* SHORT PROBLEM A
Decide whether each statement below agrees with the thread on getting node CPU usage and disk throughput. Answer each with yes or no, and quote the words from the thread that settle it. (i) The first post says static information about the nodes can be found, but not dynamic information. (ii) The PowerShell script described in the thread launches every 10 minutes. (iii) The reply to the cmdlet suggestion says Get-HPCMetric had already been tried.

* DOCUMENT PASSAGE
□ □ □ □
How to programatically get Node CPU usage and disk throughput, like what can be displayed in teh Cluster Manager
14 Ekim 2011 Cuma 16:35
Is it possible to programatically get the node CPU usage and disk throughput like what is shown, and continually updated, in the Cluster Manager. I can find the static information about the nodes, but not the dynamic. I still need this information even though the nodes are not running any jobs.
Thanks a lot in advance.
16 Ekim 2011 Pazar 09:20You can write simple powershell script. For example, i wrote recently PS-script that gets such statistics as "processId-CPUUsage-MemoryUsage", had put it to the Task Manager. Every 5 minutes script launches and sends the information to my C# web-service that writes it to SQL server database.
If you want this script you can contact me ahriman[at]tpu.ru.
11 Kasım 2011 Cuma 08:49
Did you solve it? I'm interested as well.
11 Kasım 2011 Cuma 09:02Thanks for your suggestion ahriman. Do you have this script running on every compute node then? Or can you actually collect the information for all nodes on the headnode?
11 Kasım 2011 Cuma 09:04Hi Matthias, I don't have a good solution for this yet. My best solution so far is to use performance counters for each node and collect information from those every 5-10 seconds in my C# app. But, I would like a more centralized solution if possible.
14 Kasım 2011 Pazartesi 23:47
Have you tried any of the built in HPC Powershell Cmdlets? e.g. Get-HPCMetric
15 Kasım 2011 Salı 05:41No, not yet. I was looking for a pure C# API solution. Or did I miss something?
□ □ □ □
* Dataset rows
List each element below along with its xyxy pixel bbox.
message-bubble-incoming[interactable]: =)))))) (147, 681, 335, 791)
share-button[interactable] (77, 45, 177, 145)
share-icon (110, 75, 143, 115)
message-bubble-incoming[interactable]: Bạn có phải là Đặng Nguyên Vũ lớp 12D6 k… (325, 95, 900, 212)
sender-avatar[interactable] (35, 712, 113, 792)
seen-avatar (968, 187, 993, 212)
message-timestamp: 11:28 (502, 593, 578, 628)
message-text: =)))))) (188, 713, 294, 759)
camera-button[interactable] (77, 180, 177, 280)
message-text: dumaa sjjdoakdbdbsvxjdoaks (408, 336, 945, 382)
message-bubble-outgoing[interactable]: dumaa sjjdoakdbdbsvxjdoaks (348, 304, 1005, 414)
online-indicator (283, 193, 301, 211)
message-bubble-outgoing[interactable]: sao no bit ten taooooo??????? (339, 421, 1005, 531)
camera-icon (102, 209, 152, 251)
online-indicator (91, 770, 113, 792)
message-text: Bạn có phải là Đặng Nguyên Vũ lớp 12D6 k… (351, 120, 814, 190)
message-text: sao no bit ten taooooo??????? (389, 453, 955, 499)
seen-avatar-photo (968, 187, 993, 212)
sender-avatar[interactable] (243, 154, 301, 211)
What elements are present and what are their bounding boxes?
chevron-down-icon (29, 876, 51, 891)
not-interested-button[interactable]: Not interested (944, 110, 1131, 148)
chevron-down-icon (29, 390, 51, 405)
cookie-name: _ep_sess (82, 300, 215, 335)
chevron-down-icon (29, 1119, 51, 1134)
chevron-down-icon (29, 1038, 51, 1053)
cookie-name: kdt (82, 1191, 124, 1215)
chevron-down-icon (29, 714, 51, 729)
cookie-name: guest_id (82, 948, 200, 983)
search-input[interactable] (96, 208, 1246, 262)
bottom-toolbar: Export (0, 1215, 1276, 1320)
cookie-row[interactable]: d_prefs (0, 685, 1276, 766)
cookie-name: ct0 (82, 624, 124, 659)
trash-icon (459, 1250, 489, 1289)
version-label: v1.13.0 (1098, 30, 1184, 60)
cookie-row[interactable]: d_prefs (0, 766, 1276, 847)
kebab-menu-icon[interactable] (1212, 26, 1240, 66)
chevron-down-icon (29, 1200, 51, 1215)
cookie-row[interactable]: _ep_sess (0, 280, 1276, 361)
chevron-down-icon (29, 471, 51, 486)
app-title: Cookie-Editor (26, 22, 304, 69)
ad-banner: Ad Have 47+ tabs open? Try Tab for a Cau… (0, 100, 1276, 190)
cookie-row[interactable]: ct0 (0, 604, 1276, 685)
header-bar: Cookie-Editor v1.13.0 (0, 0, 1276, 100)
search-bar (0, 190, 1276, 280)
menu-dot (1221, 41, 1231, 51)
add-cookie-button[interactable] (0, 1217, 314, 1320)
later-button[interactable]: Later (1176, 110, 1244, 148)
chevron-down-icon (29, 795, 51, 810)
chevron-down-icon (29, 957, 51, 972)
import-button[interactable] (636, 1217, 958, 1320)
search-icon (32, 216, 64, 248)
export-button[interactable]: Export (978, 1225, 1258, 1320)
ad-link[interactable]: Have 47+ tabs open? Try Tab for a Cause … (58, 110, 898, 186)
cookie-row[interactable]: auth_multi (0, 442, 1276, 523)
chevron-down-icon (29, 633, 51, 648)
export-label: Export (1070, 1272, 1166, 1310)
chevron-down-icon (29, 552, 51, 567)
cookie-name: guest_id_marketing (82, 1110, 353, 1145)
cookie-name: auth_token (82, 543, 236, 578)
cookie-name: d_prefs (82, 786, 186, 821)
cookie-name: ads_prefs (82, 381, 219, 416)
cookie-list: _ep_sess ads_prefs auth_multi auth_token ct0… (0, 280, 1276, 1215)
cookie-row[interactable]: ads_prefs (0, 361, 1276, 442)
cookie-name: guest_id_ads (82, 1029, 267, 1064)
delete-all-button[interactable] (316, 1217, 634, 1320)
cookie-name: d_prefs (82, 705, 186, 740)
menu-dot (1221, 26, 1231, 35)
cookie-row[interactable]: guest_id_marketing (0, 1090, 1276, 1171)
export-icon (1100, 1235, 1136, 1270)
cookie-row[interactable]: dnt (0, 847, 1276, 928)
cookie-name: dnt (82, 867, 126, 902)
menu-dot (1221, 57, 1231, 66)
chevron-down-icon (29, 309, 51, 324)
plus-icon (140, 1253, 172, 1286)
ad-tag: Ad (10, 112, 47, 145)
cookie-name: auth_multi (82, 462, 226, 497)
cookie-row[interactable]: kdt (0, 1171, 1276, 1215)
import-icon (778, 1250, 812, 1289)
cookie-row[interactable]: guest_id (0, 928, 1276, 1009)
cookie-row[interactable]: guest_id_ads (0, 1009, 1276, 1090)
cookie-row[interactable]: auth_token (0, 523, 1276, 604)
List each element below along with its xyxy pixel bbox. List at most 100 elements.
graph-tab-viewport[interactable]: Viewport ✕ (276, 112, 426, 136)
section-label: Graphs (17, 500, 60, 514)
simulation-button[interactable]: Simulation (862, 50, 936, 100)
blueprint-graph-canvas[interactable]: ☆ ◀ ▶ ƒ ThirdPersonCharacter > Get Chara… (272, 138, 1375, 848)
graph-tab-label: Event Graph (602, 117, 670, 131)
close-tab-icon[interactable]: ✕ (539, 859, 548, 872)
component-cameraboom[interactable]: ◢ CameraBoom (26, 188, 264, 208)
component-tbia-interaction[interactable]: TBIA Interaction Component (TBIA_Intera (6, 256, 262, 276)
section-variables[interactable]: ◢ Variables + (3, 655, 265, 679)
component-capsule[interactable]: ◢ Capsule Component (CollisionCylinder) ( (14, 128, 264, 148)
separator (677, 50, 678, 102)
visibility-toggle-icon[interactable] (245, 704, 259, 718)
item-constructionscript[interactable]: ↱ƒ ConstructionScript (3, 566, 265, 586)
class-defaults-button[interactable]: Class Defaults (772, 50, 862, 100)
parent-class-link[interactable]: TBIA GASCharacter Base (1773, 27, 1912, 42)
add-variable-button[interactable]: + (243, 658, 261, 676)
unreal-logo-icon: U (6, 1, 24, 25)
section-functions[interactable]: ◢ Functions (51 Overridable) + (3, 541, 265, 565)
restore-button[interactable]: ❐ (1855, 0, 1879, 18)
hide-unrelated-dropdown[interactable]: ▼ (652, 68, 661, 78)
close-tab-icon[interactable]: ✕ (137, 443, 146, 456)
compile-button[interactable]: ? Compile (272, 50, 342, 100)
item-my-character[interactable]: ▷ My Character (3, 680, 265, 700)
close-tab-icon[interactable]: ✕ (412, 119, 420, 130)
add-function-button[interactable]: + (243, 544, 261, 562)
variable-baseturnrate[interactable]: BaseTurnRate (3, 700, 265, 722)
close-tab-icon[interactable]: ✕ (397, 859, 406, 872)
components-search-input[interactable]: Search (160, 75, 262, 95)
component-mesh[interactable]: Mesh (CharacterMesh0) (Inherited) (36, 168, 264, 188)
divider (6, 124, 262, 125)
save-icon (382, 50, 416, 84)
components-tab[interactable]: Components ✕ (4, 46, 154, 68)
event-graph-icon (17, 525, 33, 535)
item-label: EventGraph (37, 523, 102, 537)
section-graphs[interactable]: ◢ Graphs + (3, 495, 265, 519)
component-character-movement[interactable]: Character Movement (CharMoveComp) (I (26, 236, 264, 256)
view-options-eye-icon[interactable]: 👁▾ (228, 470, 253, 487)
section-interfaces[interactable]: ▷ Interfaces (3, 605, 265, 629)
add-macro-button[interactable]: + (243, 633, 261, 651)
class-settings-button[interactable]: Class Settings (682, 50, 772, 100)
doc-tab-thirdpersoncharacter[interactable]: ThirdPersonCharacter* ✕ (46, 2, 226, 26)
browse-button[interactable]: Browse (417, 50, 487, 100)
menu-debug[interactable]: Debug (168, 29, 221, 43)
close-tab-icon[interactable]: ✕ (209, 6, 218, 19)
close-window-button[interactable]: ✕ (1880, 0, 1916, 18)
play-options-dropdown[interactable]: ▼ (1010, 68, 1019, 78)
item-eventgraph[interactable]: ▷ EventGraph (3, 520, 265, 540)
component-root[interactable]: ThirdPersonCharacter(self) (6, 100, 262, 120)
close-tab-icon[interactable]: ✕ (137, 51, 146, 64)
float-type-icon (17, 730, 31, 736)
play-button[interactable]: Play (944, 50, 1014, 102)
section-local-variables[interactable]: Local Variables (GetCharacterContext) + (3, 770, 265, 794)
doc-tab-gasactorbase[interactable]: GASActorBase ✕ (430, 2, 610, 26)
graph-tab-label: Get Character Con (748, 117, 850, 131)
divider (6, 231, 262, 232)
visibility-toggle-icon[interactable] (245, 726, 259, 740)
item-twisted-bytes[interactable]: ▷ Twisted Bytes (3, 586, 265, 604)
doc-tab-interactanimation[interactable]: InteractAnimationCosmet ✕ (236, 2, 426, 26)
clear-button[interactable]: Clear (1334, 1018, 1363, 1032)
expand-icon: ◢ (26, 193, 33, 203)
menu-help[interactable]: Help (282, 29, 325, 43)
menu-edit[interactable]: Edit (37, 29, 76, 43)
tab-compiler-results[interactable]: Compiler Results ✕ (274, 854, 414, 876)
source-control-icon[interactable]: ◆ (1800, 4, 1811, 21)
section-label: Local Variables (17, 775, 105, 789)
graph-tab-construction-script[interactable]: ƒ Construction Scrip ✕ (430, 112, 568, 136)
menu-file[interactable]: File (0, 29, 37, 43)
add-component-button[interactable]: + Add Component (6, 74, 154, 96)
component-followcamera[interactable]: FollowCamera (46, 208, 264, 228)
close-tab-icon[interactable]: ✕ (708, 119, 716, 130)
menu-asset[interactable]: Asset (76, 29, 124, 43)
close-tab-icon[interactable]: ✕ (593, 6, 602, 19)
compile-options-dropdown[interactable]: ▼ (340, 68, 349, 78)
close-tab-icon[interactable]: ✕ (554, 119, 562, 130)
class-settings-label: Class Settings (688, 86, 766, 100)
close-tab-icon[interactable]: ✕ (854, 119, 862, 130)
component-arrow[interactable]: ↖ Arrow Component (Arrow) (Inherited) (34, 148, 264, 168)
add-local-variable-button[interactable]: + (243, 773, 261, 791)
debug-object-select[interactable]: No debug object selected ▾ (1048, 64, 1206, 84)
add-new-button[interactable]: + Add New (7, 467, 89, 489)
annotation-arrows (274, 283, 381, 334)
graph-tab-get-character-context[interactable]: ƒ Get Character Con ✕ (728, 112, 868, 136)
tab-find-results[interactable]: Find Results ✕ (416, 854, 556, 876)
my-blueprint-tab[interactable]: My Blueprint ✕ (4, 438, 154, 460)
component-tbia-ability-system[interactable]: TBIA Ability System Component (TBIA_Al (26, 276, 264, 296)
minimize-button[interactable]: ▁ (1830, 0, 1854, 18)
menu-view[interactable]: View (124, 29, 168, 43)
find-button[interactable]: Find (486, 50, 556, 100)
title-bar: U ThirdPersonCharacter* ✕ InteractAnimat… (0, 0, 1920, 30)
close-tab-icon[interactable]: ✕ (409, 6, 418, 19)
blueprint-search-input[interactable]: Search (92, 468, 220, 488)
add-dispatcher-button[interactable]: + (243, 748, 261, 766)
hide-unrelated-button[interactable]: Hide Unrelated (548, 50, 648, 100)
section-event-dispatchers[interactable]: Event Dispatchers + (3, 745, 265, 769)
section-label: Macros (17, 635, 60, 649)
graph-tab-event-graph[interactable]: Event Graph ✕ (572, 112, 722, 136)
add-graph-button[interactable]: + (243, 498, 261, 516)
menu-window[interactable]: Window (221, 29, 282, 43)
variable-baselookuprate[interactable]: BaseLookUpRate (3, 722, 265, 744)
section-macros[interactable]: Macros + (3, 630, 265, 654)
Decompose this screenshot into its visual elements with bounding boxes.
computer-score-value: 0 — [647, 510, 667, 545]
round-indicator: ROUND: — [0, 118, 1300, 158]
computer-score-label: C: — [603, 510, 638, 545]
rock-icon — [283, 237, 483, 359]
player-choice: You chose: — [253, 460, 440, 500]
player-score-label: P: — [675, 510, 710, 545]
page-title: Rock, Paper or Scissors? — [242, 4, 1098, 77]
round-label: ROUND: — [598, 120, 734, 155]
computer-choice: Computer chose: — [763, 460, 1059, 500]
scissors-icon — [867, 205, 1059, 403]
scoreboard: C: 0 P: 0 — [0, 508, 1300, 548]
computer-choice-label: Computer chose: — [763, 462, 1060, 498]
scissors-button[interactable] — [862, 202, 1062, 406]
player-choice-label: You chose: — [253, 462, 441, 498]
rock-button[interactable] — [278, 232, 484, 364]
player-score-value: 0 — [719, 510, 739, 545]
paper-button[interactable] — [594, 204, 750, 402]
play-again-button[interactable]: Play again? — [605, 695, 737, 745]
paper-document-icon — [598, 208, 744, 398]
□ □ □ □
* SHORT PROBLEM B
Please output the dataset rows as a Markdown table with the columns Number and Line. Start with the first line of the dataset rows, go on through the line with "cookie-name: kdt (82, 1191, 124, 1215)", and leave out blank lines.

* WORKED SOLUTION A
(i) Yes: "I can find the static information about the nodes, but not the dynamic."
(ii) No: "Every 5 minutes script launches and sends the information to my C# web-service that writes it to SQL server database."
(iii) No: "No, not yet."

* WORKED SOLUTION B
| Number | Line |
|---|---|
| 1 | List each element below along with its xyxy pixel bbox. |
| 2 | message-bubble-incoming[interactable]: =)))))) (147, 681, 335, 791) |
| 3 | share-button[interactable] (77, 45, 177, 145) |
| 4 | share-icon (110, 75, 143, 115) |
| 5 | message-bubble-incoming[interactable]: Bạn có phải là Đặng Nguyên Vũ lớp 12D6 k… (325, 95, 900, 212) |
| 6 | sender-avatar[interactable] (35, 712, 113, 792) |
| 7 | seen-avatar (968, 187, 993, 212) |
| 8 | message-timestamp: 11:28 (502, 593, 578, 628) |
| 9 | message-text: =)))))) (188, 713, 294, 759) |
| 10 | camera-button[interactable] (77, 180, 177, 280) |
| 11 | message-text: dumaa sjjdoakdbdbsvxjdoaks (408, 336, 945, 382) |
| 12 | message-bubble-outgoing[interactable]: dumaa sjjdoakdbdbsvxjdoaks (348, 304, 1005, 414) |
| 13 | online-indicator (283, 193, 301, 211) |
| 14 | message-bubble-outgoing[interactable]: sao no bit ten taooooo??????? (339, 421, 1005, 531) |
| 15 | camera-icon (102, 209, 152, 251) |
| 16 | online-indicator (91, 770, 113, 792) |
| 17 | message-text: Bạn có phải là Đặng Nguyên Vũ lớp 12D6 k… (351, 120, 814, 190) |
| 18 | message-text: sao no bit ten taooooo??????? (389, 453, 955, 499) |
| 19 | seen-avatar-photo (968, 187, 993, 212) |
| 20 | sender-avatar[interactable] (243, 154, 301, 211) |
| 21 | What elements are present and what are their bounding boxes? |
| 22 | chevron-down-icon (29, 876, 51, 891) |
| 23 | not-interested-button[interactable]: Not interested (944, 110, 1131, 148) |
| 24 | chevron-down-icon (29, 390, 51, 405) |
| 25 | cookie-name: _ep_sess (82, 300, 215, 335) |
| 26 | chevron-down-icon (29, 1119, 51, 1134) |
| 27 | chevron-down-icon (29, 1038, 51, 1053) |
| 28 | cookie-name: kdt (82, 1191, 124, 1215) |